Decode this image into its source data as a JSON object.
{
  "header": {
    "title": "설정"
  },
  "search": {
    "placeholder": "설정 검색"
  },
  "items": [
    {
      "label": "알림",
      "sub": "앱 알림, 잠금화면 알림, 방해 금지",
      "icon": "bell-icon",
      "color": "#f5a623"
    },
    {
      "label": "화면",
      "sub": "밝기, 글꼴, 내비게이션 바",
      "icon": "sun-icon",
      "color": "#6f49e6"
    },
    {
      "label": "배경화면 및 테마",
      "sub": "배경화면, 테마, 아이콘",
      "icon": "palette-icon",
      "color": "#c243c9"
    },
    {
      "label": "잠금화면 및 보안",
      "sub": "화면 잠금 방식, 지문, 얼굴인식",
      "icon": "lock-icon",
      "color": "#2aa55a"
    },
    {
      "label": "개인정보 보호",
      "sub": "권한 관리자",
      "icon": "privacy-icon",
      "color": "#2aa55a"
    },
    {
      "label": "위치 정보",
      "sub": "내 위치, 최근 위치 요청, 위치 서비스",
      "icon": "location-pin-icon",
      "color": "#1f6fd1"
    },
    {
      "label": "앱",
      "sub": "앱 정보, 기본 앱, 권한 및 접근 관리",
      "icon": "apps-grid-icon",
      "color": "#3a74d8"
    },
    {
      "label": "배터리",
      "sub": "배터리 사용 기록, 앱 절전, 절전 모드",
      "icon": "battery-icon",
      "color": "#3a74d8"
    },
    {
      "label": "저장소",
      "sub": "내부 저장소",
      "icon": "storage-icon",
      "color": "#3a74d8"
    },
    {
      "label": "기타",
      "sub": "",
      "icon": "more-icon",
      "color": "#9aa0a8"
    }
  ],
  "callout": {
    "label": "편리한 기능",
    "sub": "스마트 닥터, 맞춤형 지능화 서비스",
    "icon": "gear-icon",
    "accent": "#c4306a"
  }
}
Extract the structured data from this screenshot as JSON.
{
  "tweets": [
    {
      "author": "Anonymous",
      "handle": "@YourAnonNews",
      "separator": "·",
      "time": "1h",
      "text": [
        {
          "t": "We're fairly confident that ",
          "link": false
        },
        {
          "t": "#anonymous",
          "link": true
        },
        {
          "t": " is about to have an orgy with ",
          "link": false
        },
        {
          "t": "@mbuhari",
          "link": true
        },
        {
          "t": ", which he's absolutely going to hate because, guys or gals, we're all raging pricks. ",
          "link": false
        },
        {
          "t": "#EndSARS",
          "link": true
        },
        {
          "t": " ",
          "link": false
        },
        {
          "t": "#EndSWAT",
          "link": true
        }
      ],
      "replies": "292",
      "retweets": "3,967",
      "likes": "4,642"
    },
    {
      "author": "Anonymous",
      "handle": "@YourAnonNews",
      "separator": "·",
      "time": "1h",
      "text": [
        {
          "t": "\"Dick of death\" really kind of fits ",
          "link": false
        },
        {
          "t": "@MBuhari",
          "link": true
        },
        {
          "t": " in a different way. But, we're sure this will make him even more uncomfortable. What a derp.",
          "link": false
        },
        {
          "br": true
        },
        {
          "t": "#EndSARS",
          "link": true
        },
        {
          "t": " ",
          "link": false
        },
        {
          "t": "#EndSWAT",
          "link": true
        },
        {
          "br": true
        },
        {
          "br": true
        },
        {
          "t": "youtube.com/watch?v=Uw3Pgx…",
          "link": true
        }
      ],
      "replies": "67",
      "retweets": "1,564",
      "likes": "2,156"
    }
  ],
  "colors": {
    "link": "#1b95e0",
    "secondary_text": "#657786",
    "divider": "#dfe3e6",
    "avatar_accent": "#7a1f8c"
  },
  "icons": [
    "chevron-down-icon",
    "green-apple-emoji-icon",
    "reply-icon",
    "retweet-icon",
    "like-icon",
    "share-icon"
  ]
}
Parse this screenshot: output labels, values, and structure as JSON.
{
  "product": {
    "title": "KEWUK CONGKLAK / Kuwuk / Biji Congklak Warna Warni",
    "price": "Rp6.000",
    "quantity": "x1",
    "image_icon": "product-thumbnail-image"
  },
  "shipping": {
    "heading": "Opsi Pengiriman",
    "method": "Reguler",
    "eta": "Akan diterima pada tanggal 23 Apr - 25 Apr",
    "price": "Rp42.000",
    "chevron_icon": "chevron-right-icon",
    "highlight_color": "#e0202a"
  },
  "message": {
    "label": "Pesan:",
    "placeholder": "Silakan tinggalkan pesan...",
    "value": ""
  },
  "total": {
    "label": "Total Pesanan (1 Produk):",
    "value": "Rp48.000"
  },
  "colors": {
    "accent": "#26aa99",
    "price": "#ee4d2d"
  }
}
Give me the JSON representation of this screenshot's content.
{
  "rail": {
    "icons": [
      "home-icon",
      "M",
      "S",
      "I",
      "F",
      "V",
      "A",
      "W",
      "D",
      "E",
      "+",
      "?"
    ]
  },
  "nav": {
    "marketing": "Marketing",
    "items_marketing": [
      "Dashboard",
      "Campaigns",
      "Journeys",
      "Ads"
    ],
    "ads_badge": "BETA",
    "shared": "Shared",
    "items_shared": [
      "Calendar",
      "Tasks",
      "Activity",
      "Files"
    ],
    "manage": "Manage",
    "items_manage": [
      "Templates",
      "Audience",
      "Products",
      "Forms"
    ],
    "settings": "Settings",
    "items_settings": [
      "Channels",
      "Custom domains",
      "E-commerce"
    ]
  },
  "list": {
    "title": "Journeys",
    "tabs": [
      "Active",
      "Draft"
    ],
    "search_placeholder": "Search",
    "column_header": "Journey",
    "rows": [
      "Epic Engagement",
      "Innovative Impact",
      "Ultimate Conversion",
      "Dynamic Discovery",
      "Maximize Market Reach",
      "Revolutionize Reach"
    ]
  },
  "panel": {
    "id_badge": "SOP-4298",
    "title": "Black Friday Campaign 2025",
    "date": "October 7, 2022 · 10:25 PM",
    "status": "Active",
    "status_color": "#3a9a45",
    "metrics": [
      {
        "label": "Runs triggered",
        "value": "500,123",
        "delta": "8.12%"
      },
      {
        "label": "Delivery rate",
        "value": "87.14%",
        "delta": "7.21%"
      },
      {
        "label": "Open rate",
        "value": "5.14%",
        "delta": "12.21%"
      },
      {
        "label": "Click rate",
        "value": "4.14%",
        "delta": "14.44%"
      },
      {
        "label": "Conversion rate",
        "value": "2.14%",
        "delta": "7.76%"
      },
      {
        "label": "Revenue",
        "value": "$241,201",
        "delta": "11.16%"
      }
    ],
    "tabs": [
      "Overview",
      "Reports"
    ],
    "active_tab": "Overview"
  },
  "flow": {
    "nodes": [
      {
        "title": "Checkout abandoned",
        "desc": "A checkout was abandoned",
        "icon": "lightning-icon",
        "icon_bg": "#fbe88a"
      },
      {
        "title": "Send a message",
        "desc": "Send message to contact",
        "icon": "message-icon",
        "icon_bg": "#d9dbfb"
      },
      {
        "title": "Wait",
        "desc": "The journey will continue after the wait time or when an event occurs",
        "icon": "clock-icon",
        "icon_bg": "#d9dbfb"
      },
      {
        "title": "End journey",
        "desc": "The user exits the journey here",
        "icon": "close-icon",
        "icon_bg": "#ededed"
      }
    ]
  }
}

● Task details: List the lines of the material in which the word "chevron" occurs.

● Exercise response:
    "chevron-down-icon",
    "chevron_icon": "chevron-right-icon",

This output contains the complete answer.